===== QUOTED TEXT
When it comes to the web, I still want the option to go the teller window, where a human is, when I do my banking, because, well, I am OLD and deep-down in my aging soul somewhere, being OLD equates to LUDDITTE, not to mention being a cranky-old-bastard who will never get to fly on a SpaceX and/or Blue Origin butt-rocket :lol:

User avatar
Moat
Posts: 955
Joined: Tue 16 Jul 2013, 06:04
Location: Mid-mitten

#12 Post by Moat »

rockedge wrote:the Cloud means control......I rather have an old obscure OS with a load of programs on a hard drive....barely connected....than trust Apple, Microstuff and Google.
I think this mass movement towards "the cloud" and general mistrust of the Big Players only further differentiates Linux/FOSS, and could possibly lead to an increase in it's popularity as a viable alternative for those whom (rightly!) desire to retain more local, "in-control" and trustworthy computing. Who knows... could actually be a long-term big win for Linux! :)

Bob

belham2
Posts: 1715
Joined: Mon 15 Aug 2016, 22:47

#13 Post by belham2 »

Hey guys,

Since we're talking about the "cloud", thought you'd be interested in this. A perfect example of the foundations and thought processes being laid. It's the latest example of companies setting things up for the 'big push'---some decades down the road----of having everything (business, govt' & individual) in the Earth's data-connected-net 'cloud'. Our children will see this in their lifetimes. Hope George O. isn't rolling over too many times in his grave.

https://arstechnica.com/gadgets/2017/12 ... port-says/

User avatar
Smithy
Posts: 1151
Joined: Mon 12 Dec 2011, 11:17

#14 Post by Smithy »

I'm just wondering how the digital economy will be powered in the future.
Politicians seem to love it. Maybe they have shares in the tech.

There definitely needs to be some kind of balance, because it does seem to be stifling commerce in creativity, as one instance.
You're not going to get a Muddy Waters robot or an Elvis bot with soul.

And Daddy can only fund a privileged son or daughter for so long and even then, the returns probably won't add up.
I think Lady Ga Ga only managed a couple of shandies from the proceeds of Spotify and she was/is pretty good! (If she is your cup of tea).
I reckon David Bowie wouldn't have got very far on the X Factor.

Edit: This thread is about bundled/bungled software, got distracted above.

On a Prehistoric note, they might need to change that lame branding of My Documents, My Paint, My Wallet etc to Everybody's Documents, Wallet etc.
https://www.microsoft.com/en-us/payments

A few swooshes of say 32 billion "transferred" from A to B
might shake the fluffy image of the cloud (i.e bunches of chundering hot hard drives in a room). Digital money is a sort of slavery isn't it?

A likely raid would possibly be on China because they are pretty digital cash rich, maybe "rocket man" has been having a go already.
He's going to be looking a bit sheepish if his piggy bank is raided. He might have to go back to:
Attachments
standard.jpg
(18.07 KiB) Downloaded 164 times

User avatar
prehistoric
Posts: 1744
Joined: Tue 23 Oct 2007, 17:34

#15 Post by prehistoric »

There is something here that was simply absent from those earlier revolutions I survived, centralized data mining and control. There is also a huge increase in complexity, beyond ordinary human scale. How do you check such matters? What happens when most people cannot check? What happens if no one can check?

Here is an article on China's effort to give every citizen a three-digit rating. You can also find this in a recent Wired article, though I'm not sure I can link others to it, if they don't have a subscription.

The Yahoo! breach of personal data from 3 billion accounts went somewhere. So did the data from the U.S. Office of Personnel Management's database of millions of SF-86 forms. From experience, I can tell you that you can't expect to have many secrets left after filling such a thing out. Who now has this information about people in important positions?
==========
===== SUPPLIED DATA
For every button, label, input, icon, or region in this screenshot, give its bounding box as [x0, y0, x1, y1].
==========
■ PROBLEM A ■
Determine whether each of the following statements agrees with the forum thread on the cloud, answering yes or no and quoting the exact words of the thread that decide it: (i) Moat suggests the shift toward the cloud might make Linux more popular. (ii) Smithy states that the thread is about the digital economy. (iii) prehistoric says the Yahoo! breach involved personal data from 3 billion accounts.
■ PROBLEM B ■
Pick up the forum thread on the cloud after its final sentence and continue it.

■ RIGHT ANSWER A ■
(i) Yes: "could possibly lead to an increase in it's popularity as a viable alternative"
(ii) No: "This thread is about bundled/bungled software, got distracted above."
(iii) Yes: "The Yahoo! breach of personal data from 3 billion accounts went somewhere."

■ RIGHT ANSWER B ■
The U.S. has an imperfect system of checks and balances, which are getting a real workout this year. Russia and China remain authoritarian states with centralized control, regardless of current political philosophy, where there is abundant evidence that checks and balances do nothing to interfere with the use of raw power.

(Extreme example: Buzzfeed had a series last summer on mysterious deaths outside Russia of people who caused or might cause Putin problems. Anyone who has been following similar events inside Russia has to be aware that regime opponents tend to have extremely bad luck. You can find parallels in poisonings, beatings and defenestrations. The reporter to ask would be Anna Politkovskaya, if she were still alive.)

Here, I've just been through an exercise in bureaucracy concerning a driver's license, which is now becoming a national ID. Due to something on my birth certificate, clerks were ready to change my legal name, insisting that I could always change it back. The name they wanted would not have allowed me to cash a check/cheque on a bank account I have had since 1969. I carried a pile of documentation in to prove that everything I have done in my life used a different name. I was not even aware of the discrepancy until about age 30 and then I was told that a name change would introduce uncertainty where there was none, since my every legal signature was different.

This kind of SNAFU could hamstring anyone a government wanted, preventing them from voting, or driving an automobile, or doing much of anything economically. In many parts of the world the quick and easy solution is to bribe a clerk to change records. We may be heading that way.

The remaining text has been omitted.